__ФРАГМЕНТ ДОКУМЕНТА__:
....
Конечно, реальные юродивые не все были на одно лицо. Иные из них могли и не проявлять особой ретивости в обличениях. Важно, однако, что «поругание мира», забота о нравственном здоровье людей прямо предписаны юродивому. В агиографии это выражено устойчивой формулой, определяющей активную сторону юродства: «ругаться суетному и горделивому миру». Противоречивость юродства очень четко осознавалась в Древней Руси и была зафиксирована даже стилистически в ходячем оксюмороне «мудрейшее юродство».[38] Парадоксальностью «подвига» юродивого предопределяется парадоксальность юродственного зрелища. Перейдем к рассмотрению основных парадоксов.

Избирая подвиг юродства, человек «укорение приемлеть и биение от безумных человек, яко юрод вменяем ими и безумен».[39] Это выдержка из жития Исидора Ростовского Твердислова и одновременно стереотипная формула в агиографии юродивых. Вот подходящие к случаю примеры. «Прият блаженный Прокопий (имеется в виду Прокопий Устюжский, — А. П.) многу досаду, и укорение, и биение, и пхание от безумных человек».[40] Об Андрее Цареградском в житии говорится следующее: «Зряще на нь человеци глаголаху: се нова бешенина; друзии же глаголаху, яко земля си николи же без салоса несть, ... а друзии пхаху его по шии, биахуть его и слинами лице его кропляху, гнушающеся».[41] В цитированной выше похвале Иоанну Устюжскому, которая принадлежит перу С. И. Шаховского, этот стереотип также присутствует: «И ризами не одевается, и на гноищи наг пометается, и от невеглас камением и древесы ударяется».[42]


[26] Житие Прокопия Устюжского. — В кн.: Памятники древней письменности, вып. CIII. СПб., 1893, с. 16—19.
[27] ГБЛ, Румянцевское собр., № 364, л. 327 об.
[28] Житие протопопа Аввакума, им самим написанное, и другие его сочинения. М., 1960, с. 99.
[29] ВМЧ, октябрь, дни 1—3. СПб., 1870, стб. 90 (житие Андрея Цареградского).
[30] Житие протопопа Аввакума..., с. 93. К этому поступку Федора можно подобрать агиографические аналогии. В «Слове похвальном Прокопию и Иоанну Устюжским» князь С. И. Шаховской писал об Иоанне: «На углие горящие пещи яко на воде почивал еси, и не прикоснуся огнь многострадалному телеси твоему» (Житие Прокопия Устюжского, с. 248; см. ниже, раздел «Юродство как общественный протест»).
[31] Слово Даниила Заточника по редакциям XII и XIII вв. и их переделкам. Пригот. к печати Н. Н. Зарубин. Л., 1932, с. 71.
....
__ЗАДАНИЯ__:
1. Назовите всех святых, из чьих житий или похвал во втором абзаце текста о юродстве приводятся цитаты.
2. Замените в тексте о юродстве «ГБЛ» на «РГБ» и приведите отрывок, начиная с «[27] ГБЛ, Румянцевское» и далее до «(житие Андрея Цареградского).».
3. Напишите продолжение текста о юродстве, которое следует за его последней строкой.

__НАБОР МАТЕРИАЛОВ__:
....
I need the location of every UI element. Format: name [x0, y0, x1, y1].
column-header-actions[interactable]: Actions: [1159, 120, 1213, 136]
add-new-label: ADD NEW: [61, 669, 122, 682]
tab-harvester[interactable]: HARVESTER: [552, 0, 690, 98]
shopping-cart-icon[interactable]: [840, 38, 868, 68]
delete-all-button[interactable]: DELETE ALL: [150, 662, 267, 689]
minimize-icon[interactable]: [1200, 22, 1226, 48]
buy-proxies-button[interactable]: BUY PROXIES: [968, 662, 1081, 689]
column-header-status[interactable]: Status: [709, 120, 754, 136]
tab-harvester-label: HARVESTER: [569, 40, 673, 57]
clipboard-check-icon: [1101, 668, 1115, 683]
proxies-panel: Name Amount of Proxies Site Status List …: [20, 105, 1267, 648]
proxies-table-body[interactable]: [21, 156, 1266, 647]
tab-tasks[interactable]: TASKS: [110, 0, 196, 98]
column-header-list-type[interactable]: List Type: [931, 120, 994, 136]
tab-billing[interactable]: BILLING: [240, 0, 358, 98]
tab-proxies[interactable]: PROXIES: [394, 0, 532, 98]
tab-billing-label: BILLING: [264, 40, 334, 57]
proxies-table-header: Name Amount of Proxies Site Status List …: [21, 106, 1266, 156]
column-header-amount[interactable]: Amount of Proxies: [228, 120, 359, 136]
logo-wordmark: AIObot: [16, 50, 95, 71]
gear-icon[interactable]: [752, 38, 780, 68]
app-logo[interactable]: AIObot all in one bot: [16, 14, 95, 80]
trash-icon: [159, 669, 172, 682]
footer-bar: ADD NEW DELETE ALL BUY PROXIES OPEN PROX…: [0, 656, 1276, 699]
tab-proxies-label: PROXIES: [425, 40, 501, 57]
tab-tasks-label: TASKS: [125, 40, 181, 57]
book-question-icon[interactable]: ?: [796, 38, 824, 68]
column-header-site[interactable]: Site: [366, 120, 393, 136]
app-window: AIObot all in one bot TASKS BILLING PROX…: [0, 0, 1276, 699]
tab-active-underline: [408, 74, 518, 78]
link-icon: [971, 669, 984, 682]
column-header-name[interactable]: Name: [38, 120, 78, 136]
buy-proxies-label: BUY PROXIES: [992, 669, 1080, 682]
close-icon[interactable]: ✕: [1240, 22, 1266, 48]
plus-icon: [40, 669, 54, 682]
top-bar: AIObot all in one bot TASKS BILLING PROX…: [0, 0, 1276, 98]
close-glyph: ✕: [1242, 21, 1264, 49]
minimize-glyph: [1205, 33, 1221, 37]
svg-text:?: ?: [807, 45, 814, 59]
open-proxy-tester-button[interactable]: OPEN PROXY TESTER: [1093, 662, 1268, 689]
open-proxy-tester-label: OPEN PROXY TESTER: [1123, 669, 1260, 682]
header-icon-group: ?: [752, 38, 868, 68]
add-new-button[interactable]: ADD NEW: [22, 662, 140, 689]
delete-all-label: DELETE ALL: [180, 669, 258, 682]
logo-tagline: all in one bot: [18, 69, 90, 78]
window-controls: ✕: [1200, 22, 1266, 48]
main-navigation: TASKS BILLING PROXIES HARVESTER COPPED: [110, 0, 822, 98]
....
__ОЖИДАЕМЫЕ ОТВЕТЫ__:
1. Исидор Ростовский Твердислов, Прокопий Устюжский, Андрей Цареградский, Иоанн Устюжский.

2.
[27] РГБ, Румянцевское собр., № 364, л. 327 об.
[28] Житие протопопа Аввакума, им самим написанное, и другие его сочинения. М., 1960, с. 99.
[29] ВМЧ, октябрь, дни 1—3. СПб., 1870, стб. 90 (житие Андрея Цареградского).

3.
[32] См.: Бебель Г. Фацетии. Издание подгот. Ю. М. Каган. М., 1970. с. 146.
[33] Кузнецов И. И. Святые блаженные Василий и Иоанн, Христа ради московские чудотворцы. — В кн.: Записки Московского археологического института, т. VIII. М., 1910, с. 46—47, 201.
[34] Евреинов Н. Театр как таковой. СПб., 1913, с. 28—31.
[35] Пушкин А. С. Полн. собр. соч, в 10-ти томах. Изд. 2-е. Т. 7. М., 1958, с. 213 (статья «О народной драме и драме “Марфа Посадница”»).
[36] Цит. по кн.: Забелин И. Е. Домашний быт русских цариц в XVI и XVII ст. Изд. 3-е. М., 1901, с. 112. Трудно установить, по какому славянскому переводу цитирует Кедрина И. Е. Забелин. Как кажется, он не пользовался славянизированным переложением конца XVIII в., напечатанным кириллицей (см.: Кедрин Г. Деяния церковные и гражданские, ч. I—III. Пер. И. И. Сидоровского. М., 1794).
[37] В житии Андрея Цареградского рассказчик сообщает, что ему удалось подсмотреть, как юродивый молился днем: «Възря семо и овамо, да яко же не виде никого же, възде руце горе, творя молитву» (ВМЧ, октябрь, дни 1—3, стб. 96).
[38] Сходный оксюморон употребил Л. Н. Толстой в дневниковом отзыве о скрипаче Кизеветтере, который послужил прототипом для заглавного героя «Альберта» (запись от 8 января 1857 г.): «Он гениальный юродивый» (Толстой Л. Н. Полн. собр. соч., т. 47. М., 1937, с. 110).
[39] ИРЛИ, Древлехранилище, колл. В. Н. Перетца, № 29, л. 515.
[40] Житие Прокопия Устюжского, с. 16.
[41] ВМЧ, октябрь, дни 1—3, стб. 91.
[42] Житие Прокопия Устюжского, с. 244—245.